### REQUIREMENT
Copy each line below exactly and leave the pictures out.

►

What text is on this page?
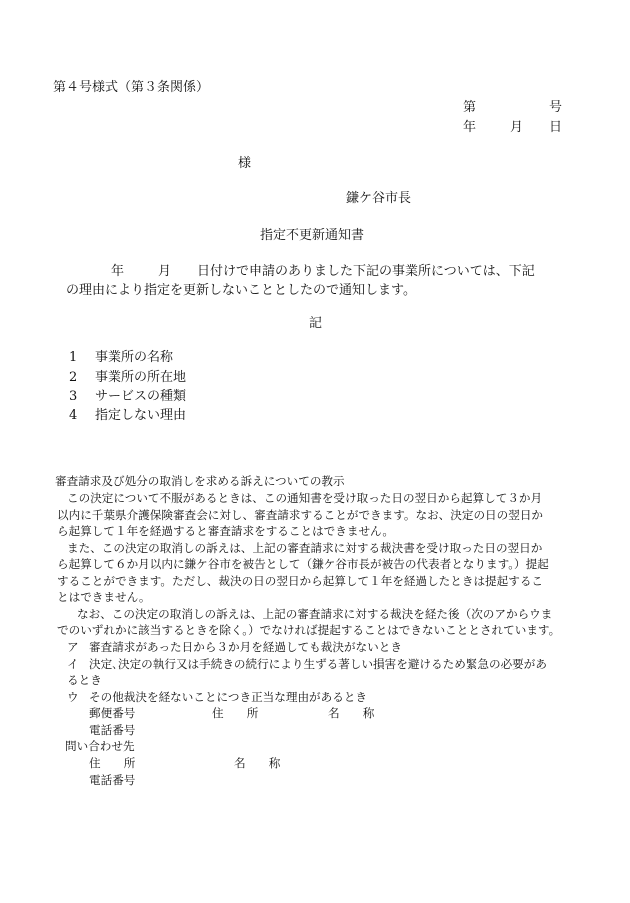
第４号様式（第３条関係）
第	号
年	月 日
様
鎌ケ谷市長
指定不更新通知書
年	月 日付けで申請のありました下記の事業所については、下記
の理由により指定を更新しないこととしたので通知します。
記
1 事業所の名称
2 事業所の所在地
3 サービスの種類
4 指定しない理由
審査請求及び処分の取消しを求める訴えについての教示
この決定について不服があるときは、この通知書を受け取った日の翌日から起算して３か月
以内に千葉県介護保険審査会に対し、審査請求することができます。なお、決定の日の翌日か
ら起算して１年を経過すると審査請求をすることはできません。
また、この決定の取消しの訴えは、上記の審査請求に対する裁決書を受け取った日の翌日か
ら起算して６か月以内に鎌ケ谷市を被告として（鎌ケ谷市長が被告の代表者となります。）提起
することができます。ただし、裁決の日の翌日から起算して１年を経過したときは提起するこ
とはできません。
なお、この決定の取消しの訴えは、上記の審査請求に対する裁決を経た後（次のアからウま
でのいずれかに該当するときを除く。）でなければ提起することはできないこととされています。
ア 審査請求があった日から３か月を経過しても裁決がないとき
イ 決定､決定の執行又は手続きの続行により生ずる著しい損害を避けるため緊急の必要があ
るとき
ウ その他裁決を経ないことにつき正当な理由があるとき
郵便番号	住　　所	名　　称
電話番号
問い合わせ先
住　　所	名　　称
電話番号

◄

### OUTPUT OF THE EXERCISE
What text is on this page?
第４号様式（第３条関係）
第	号
年	月 日
様
鎌ケ谷市長
指定不更新通知書
年	月 日付けで申請のありました下記の事業所については、下記
の理由により指定を更新しないこととしたので通知します。
記
1 事業所の名称
2 事業所の所在地
3 サービスの種類
4 指定しない理由
審査請求及び処分の取消しを求める訴えについての教示
この決定について不服があるときは、この通知書を受け取った日の翌日から起算して３か月
以内に千葉県介護保険審査会に対し、審査請求することができます。なお、決定の日の翌日か
ら起算して１年を経過すると審査請求をすることはできません。
また、この決定の取消しの訴えは、上記の審査請求に対する裁決書を受け取った日の翌日か
ら起算して６か月以内に鎌ケ谷市を被告として（鎌ケ谷市長が被告の代表者となります。）提起
することができます。ただし、裁決の日の翌日から起算して１年を経過したときは提起するこ
とはできません。
なお、この決定の取消しの訴えは、上記の審査請求に対する裁決を経た後（次のアからウま
でのいずれかに該当するときを除く。）でなければ提起することはできないこととされています。
ア 審査請求があった日から３か月を経過しても裁決がないとき
イ 決定､決定の執行又は手続きの続行により生ずる著しい損害を避けるため緊急の必要があ
るとき
ウ その他裁決を経ないことにつき正当な理由があるとき
郵便番号	住　　所	名　　称
電話番号
問い合わせ先
住　　所	名　　称
電話番号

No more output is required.